Your task: Tally each line where the word "системы" occurs, then give only the total.

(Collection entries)
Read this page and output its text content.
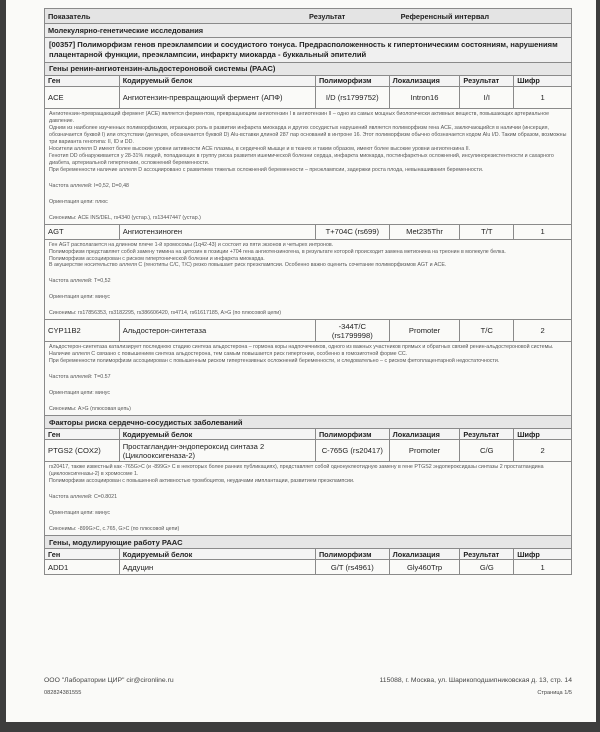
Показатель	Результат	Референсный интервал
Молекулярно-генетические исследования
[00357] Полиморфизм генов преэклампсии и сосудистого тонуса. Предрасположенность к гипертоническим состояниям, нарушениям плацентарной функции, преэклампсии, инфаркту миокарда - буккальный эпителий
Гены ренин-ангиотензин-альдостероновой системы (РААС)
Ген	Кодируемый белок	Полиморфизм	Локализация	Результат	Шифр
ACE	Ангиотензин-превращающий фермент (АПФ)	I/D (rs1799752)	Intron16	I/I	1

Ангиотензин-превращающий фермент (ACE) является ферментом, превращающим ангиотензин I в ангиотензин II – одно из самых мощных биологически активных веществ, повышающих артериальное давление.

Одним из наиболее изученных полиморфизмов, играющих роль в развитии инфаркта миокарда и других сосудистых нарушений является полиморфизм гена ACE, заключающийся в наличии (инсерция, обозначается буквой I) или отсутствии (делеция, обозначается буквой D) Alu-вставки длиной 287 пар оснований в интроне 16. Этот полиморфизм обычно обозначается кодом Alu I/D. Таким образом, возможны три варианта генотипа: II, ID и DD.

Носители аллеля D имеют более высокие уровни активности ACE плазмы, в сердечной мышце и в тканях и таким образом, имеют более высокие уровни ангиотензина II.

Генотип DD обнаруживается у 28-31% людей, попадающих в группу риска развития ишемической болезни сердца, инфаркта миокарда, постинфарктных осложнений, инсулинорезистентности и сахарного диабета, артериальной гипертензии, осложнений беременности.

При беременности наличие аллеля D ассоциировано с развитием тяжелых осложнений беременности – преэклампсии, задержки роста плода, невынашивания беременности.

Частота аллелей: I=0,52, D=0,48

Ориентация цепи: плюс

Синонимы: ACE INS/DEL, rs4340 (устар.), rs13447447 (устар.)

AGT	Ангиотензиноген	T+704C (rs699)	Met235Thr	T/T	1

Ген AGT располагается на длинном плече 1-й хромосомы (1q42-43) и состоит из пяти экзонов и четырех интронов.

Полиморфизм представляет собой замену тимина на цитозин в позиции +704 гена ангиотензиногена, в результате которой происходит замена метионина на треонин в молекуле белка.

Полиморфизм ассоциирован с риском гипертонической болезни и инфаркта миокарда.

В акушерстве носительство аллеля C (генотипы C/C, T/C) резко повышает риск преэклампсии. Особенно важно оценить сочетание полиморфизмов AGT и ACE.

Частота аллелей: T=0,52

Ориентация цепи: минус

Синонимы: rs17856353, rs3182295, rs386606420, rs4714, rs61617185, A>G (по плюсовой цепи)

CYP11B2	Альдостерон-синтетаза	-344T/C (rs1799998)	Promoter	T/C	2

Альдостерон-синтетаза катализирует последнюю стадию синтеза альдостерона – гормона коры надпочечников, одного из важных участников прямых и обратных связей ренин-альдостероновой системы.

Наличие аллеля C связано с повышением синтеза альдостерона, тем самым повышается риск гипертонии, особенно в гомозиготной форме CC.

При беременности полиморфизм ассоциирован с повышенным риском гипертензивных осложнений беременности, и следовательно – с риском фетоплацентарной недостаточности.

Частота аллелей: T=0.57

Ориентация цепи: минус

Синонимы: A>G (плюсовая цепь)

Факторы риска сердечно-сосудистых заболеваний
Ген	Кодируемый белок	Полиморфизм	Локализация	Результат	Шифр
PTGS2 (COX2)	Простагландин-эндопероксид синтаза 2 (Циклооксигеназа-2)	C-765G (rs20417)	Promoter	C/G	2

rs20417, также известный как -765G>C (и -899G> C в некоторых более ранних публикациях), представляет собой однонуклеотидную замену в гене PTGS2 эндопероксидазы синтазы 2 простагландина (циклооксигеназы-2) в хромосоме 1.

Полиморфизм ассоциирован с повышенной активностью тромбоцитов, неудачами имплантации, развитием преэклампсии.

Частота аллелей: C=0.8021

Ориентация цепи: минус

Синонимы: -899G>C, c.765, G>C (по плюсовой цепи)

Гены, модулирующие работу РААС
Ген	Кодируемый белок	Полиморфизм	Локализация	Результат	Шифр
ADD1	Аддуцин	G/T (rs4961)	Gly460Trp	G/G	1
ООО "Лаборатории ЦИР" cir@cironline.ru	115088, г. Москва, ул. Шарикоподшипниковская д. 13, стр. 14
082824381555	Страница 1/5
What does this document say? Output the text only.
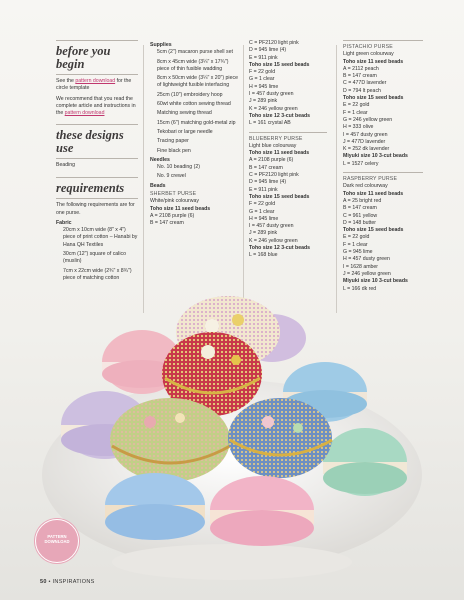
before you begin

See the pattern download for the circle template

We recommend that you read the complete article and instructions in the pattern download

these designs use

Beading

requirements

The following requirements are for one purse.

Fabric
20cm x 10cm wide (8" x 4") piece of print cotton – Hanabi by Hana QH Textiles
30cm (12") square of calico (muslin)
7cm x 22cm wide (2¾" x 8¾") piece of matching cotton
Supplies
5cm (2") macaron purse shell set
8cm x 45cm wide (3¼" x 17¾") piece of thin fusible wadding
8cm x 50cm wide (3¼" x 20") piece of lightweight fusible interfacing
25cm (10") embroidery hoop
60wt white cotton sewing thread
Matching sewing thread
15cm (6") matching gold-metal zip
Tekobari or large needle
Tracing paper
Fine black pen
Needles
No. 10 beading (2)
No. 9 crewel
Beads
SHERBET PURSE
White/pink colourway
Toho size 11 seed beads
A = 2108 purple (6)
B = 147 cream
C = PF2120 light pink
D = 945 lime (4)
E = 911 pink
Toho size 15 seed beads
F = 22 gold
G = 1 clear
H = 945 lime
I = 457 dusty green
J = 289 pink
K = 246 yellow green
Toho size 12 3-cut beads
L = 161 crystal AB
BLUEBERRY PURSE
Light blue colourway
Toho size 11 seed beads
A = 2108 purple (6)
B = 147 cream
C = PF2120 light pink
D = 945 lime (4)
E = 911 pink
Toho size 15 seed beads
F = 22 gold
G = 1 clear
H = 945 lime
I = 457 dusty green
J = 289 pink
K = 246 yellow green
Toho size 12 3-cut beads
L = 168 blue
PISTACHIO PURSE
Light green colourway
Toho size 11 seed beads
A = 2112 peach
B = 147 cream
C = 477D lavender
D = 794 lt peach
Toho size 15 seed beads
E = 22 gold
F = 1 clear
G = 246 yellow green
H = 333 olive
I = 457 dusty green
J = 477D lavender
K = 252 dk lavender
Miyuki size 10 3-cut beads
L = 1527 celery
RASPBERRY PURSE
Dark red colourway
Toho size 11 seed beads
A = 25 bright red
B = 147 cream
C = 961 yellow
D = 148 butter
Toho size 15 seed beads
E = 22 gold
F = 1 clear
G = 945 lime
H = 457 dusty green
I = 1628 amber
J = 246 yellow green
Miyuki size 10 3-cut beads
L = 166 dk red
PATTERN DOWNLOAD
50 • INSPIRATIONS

Task solution: 2